### What is being asked
Reproduce all of the material below word for word, keeping every line unchanged.

Stored dataset entries
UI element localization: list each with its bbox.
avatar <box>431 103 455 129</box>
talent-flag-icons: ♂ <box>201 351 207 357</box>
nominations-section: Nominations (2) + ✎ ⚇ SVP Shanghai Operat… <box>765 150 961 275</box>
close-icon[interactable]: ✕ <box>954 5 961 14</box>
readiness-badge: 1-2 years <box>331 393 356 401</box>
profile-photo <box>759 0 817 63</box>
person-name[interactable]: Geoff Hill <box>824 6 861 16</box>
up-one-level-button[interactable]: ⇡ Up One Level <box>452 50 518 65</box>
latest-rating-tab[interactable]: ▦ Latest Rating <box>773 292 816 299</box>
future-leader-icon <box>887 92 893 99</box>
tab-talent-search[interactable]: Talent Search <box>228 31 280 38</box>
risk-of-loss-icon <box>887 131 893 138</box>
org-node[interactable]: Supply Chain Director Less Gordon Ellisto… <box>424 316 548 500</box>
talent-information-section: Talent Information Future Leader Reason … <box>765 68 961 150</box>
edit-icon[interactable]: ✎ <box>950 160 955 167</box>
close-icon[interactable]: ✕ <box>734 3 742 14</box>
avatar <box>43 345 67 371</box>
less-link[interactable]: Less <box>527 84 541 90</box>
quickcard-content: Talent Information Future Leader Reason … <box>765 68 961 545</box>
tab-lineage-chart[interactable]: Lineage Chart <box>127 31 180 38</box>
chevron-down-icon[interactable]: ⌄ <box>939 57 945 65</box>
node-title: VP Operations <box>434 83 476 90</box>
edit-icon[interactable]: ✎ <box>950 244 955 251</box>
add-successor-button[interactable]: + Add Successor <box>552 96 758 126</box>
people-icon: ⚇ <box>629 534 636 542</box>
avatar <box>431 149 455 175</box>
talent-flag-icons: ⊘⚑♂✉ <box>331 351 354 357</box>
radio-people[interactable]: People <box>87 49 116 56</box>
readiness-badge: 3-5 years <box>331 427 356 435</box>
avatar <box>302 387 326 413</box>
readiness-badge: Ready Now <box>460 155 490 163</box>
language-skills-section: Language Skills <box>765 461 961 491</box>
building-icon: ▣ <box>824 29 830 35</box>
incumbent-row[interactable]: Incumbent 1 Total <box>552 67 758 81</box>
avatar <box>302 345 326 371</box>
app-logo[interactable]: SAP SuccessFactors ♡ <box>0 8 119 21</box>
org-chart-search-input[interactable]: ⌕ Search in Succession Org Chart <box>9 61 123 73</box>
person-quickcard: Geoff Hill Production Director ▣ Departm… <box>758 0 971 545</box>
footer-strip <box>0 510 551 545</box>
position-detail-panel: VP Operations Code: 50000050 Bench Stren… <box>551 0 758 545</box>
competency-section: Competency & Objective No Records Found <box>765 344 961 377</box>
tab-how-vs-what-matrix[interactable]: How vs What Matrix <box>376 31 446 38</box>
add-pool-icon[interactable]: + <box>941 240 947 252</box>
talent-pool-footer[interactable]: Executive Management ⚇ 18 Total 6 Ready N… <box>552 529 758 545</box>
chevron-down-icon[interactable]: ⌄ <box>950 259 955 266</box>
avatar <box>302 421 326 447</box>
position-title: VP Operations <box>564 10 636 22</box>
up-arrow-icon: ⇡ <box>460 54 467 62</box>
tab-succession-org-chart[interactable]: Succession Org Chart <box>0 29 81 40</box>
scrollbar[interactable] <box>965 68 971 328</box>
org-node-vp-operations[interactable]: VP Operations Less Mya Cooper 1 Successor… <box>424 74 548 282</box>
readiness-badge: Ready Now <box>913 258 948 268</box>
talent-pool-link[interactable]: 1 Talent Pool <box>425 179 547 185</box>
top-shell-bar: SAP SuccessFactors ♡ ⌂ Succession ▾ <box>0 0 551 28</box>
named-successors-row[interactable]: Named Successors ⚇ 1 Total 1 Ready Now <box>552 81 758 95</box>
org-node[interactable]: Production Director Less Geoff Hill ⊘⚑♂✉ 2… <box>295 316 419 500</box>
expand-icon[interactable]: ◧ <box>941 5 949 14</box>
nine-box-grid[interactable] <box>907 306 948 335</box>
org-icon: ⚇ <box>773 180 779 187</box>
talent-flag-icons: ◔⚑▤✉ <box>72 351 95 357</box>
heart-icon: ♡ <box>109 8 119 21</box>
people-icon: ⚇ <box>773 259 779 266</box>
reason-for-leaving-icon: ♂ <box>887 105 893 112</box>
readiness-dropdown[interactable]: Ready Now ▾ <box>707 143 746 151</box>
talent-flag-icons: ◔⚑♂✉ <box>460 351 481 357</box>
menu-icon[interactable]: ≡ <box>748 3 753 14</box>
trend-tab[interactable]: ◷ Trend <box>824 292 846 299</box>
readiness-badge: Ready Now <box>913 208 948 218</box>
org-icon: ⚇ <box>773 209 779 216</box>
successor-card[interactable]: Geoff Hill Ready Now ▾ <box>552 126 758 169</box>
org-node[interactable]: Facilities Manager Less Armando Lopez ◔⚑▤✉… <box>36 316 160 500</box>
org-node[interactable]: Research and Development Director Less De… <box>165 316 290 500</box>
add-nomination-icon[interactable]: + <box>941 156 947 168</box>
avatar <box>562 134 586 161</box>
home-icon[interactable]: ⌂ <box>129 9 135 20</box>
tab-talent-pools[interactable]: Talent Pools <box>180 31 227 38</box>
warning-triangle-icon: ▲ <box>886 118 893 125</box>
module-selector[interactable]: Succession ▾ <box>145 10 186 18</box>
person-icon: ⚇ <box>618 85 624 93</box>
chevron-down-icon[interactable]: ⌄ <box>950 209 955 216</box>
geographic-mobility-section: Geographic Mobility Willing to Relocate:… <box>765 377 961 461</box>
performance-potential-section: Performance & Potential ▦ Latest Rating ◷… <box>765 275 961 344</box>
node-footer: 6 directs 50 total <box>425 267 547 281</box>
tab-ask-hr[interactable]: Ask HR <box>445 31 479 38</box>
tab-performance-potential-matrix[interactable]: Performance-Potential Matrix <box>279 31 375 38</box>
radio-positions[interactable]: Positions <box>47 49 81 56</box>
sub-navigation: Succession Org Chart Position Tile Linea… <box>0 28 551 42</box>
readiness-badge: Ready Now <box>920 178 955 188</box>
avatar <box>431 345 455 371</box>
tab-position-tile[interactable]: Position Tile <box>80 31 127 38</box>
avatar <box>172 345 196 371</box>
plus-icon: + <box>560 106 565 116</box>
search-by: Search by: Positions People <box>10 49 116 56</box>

### Correct response
UI element localization: list each with its bbox.
avatar <box>431 103 455 129</box>
talent-flag-icons: ♂ <box>201 351 207 357</box>
nominations-section: Nominations (2) + ✎ ⚇ SVP Shanghai Operat… <box>765 150 961 275</box>
close-icon[interactable]: ✕ <box>954 5 961 14</box>
readiness-badge: 1-2 years <box>331 393 356 401</box>
profile-photo <box>759 0 817 63</box>
person-name[interactable]: Geoff Hill <box>824 6 861 16</box>
up-one-level-button[interactable]: ⇡ Up One Level <box>452 50 518 65</box>
latest-rating-tab[interactable]: ▦ Latest Rating <box>773 292 816 299</box>
future-leader-icon <box>887 92 893 99</box>
tab-talent-search[interactable]: Talent Search <box>228 31 280 38</box>
risk-of-loss-icon <box>887 131 893 138</box>
org-node[interactable]: Supply Chain Director Less Gordon Ellisto… <box>424 316 548 500</box>
talent-information-section: Talent Information Future Leader Reason … <box>765 68 961 150</box>
edit-icon[interactable]: ✎ <box>950 160 955 167</box>
close-icon[interactable]: ✕ <box>734 3 742 14</box>
avatar <box>43 345 67 371</box>
less-link[interactable]: Less <box>527 84 541 90</box>
quickcard-content: Talent Information Future Leader Reason … <box>765 68 961 545</box>
tab-lineage-chart[interactable]: Lineage Chart <box>127 31 180 38</box>
chevron-down-icon[interactable]: ⌄ <box>939 57 945 65</box>
node-title: VP Operations <box>434 83 476 90</box>
edit-icon[interactable]: ✎ <box>950 244 955 251</box>
add-successor-button[interactable]: + Add Successor <box>552 96 758 126</box>
people-icon: ⚇ <box>629 534 636 542</box>
avatar <box>431 149 455 175</box>
talent-flag-icons: ⊘⚑♂✉ <box>331 351 354 357</box>
radio-people[interactable]: People <box>87 49 116 56</box>
readiness-badge: 3-5 years <box>331 427 356 435</box>
avatar <box>302 387 326 413</box>
readiness-badge: Ready Now <box>460 155 490 163</box>
language-skills-section: Language Skills <box>765 461 961 491</box>
building-icon: ▣ <box>824 29 830 35</box>
incumbent-row[interactable]: Incumbent 1 Total <box>552 67 758 81</box>
avatar <box>302 345 326 371</box>
app-logo[interactable]: SAP SuccessFactors ♡ <box>0 8 119 21</box>
org-chart-search-input[interactable]: ⌕ Search in Succession Org Chart <box>9 61 123 73</box>
person-quickcard: Geoff Hill Production Director ▣ Departm… <box>758 0 971 545</box>
footer-strip <box>0 510 551 545</box>
position-detail-panel: VP Operations Code: 50000050 Bench Stren… <box>551 0 758 545</box>
competency-section: Competency & Objective No Records Found <box>765 344 961 377</box>
tab-how-vs-what-matrix[interactable]: How vs What Matrix <box>376 31 446 38</box>
add-pool-icon[interactable]: + <box>941 240 947 252</box>
talent-pool-footer[interactable]: Executive Management ⚇ 18 Total 6 Ready N… <box>552 529 758 545</box>
chevron-down-icon[interactable]: ⌄ <box>950 259 955 266</box>
avatar <box>302 421 326 447</box>
position-title: VP Operations <box>564 10 636 22</box>
up-arrow-icon: ⇡ <box>460 54 467 62</box>
tab-succession-org-chart[interactable]: Succession Org Chart <box>0 29 81 40</box>
scrollbar[interactable] <box>965 68 971 328</box>
org-node-vp-operations[interactable]: VP Operations Less Mya Cooper 1 Successor… <box>424 74 548 282</box>
readiness-badge: Ready Now <box>913 258 948 268</box>
talent-pool-link[interactable]: 1 Talent Pool <box>425 179 547 185</box>
top-shell-bar: SAP SuccessFactors ♡ ⌂ Succession ▾ <box>0 0 551 28</box>
named-successors-row[interactable]: Named Successors ⚇ 1 Total 1 Ready Now <box>552 81 758 95</box>
org-node[interactable]: Production Director Less Geoff Hill ⊘⚑♂✉ 2… <box>295 316 419 500</box>
expand-icon[interactable]: ◧ <box>941 5 949 14</box>
nine-box-grid[interactable] <box>907 306 948 335</box>
org-icon: ⚇ <box>773 180 779 187</box>
talent-flag-icons: ◔⚑▤✉ <box>72 351 95 357</box>
heart-icon: ♡ <box>109 8 119 21</box>
people-icon: ⚇ <box>773 259 779 266</box>
reason-for-leaving-icon: ♂ <box>887 105 893 112</box>
readiness-dropdown[interactable]: Ready Now ▾ <box>707 143 746 151</box>
talent-flag-icons: ◔⚑♂✉ <box>460 351 481 357</box>
menu-icon[interactable]: ≡ <box>748 3 753 14</box>
trend-tab[interactable]: ◷ Trend <box>824 292 846 299</box>
readiness-badge: Ready Now <box>913 208 948 218</box>
org-icon: ⚇ <box>773 209 779 216</box>
successor-card[interactable]: Geoff Hill Ready Now ▾ <box>552 126 758 169</box>
org-node[interactable]: Facilities Manager Less Armando Lopez ◔⚑▤✉… <box>36 316 160 500</box>
org-node[interactable]: Research and Development Director Less De… <box>165 316 290 500</box>
add-nomination-icon[interactable]: + <box>941 156 947 168</box>
avatar <box>562 134 586 161</box>
home-icon[interactable]: ⌂ <box>129 9 135 20</box>
tab-talent-pools[interactable]: Talent Pools <box>180 31 227 38</box>
warning-triangle-icon: ▲ <box>886 118 893 125</box>
module-selector[interactable]: Succession ▾ <box>145 10 186 18</box>
person-icon: ⚇ <box>618 85 624 93</box>
chevron-down-icon[interactable]: ⌄ <box>950 209 955 216</box>
geographic-mobility-section: Geographic Mobility Willing to Relocate:… <box>765 377 961 461</box>
performance-potential-section: Performance & Potential ▦ Latest Rating ◷… <box>765 275 961 344</box>
node-footer: 6 directs 50 total <box>425 267 547 281</box>
tab-ask-hr[interactable]: Ask HR <box>445 31 479 38</box>
tab-performance-potential-matrix[interactable]: Performance-Potential Matrix <box>279 31 375 38</box>
radio-positions[interactable]: Positions <box>47 49 81 56</box>
sub-navigation: Succession Org Chart Position Tile Linea… <box>0 28 551 42</box>
readiness-badge: Ready Now <box>920 178 955 188</box>
avatar <box>431 345 455 371</box>
tab-position-tile[interactable]: Position Tile <box>80 31 127 38</box>
avatar <box>172 345 196 371</box>
plus-icon: + <box>560 106 565 116</box>
search-by: Search by: Positions People <box>10 49 116 56</box>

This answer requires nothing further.